#### [Objective]
Below are the records; locate each line with the word "полное" and copy it.

#### [Records]
— BEGIN —

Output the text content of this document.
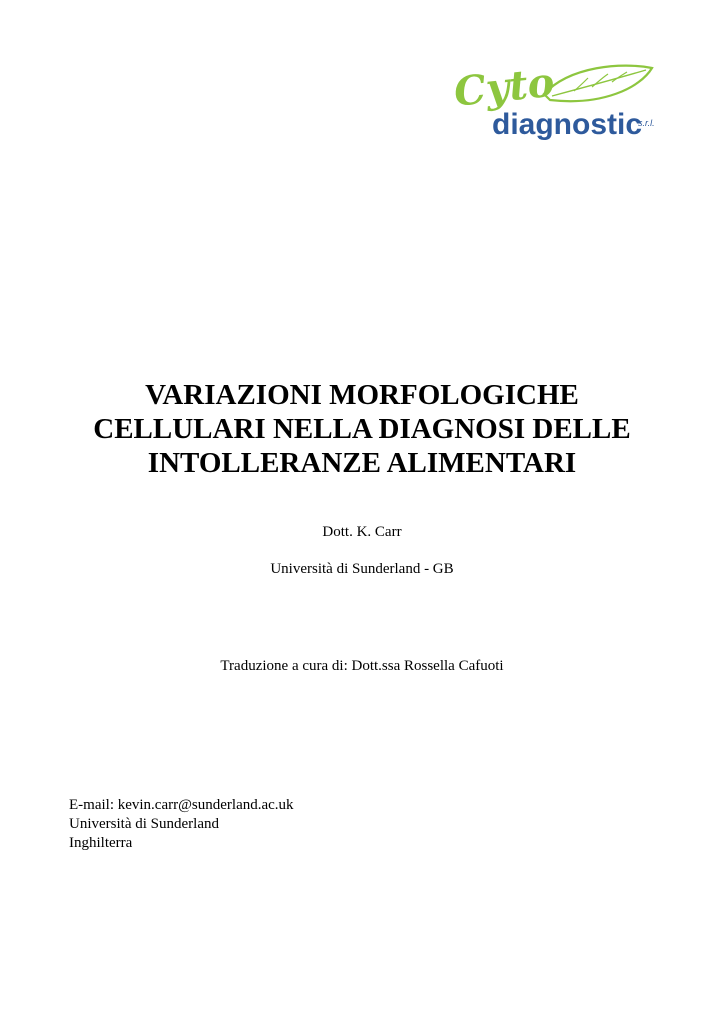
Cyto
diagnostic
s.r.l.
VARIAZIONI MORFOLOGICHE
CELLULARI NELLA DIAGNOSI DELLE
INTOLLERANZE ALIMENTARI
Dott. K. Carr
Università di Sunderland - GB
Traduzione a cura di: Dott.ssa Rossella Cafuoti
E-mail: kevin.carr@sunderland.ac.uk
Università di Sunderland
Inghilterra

— END —
— BEGIN —

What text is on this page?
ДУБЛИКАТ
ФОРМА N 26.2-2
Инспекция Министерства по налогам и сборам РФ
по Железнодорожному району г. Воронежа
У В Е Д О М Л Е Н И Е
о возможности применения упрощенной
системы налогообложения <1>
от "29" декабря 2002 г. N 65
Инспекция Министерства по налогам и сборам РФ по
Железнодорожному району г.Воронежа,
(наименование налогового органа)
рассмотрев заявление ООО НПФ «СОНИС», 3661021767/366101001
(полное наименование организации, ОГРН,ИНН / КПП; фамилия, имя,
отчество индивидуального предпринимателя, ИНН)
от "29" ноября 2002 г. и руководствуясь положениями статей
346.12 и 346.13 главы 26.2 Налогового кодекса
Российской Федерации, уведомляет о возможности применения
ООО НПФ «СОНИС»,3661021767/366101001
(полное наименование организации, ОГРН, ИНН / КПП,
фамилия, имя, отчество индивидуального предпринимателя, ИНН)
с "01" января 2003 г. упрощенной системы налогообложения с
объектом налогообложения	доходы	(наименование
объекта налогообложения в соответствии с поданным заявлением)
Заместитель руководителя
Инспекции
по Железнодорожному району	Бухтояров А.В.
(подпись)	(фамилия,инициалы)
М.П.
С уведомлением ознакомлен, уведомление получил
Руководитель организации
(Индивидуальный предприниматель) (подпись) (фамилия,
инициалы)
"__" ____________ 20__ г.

— END —
— BEGIN —

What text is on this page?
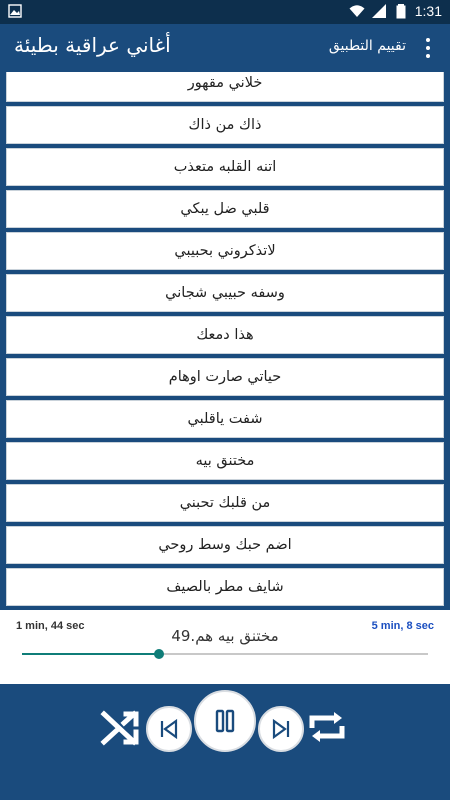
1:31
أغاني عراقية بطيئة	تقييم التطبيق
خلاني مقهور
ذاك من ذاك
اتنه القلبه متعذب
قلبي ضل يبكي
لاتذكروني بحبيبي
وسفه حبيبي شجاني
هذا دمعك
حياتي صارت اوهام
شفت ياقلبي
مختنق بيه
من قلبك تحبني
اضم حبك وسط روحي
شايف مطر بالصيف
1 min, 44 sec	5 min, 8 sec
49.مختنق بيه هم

— END —

#### [Answer to this exercise]
(полное наименование организации, ОГРН,ИНН / КПП; фамилия, имя,
(полное наименование организации, ОГРН, ИНН / КПП,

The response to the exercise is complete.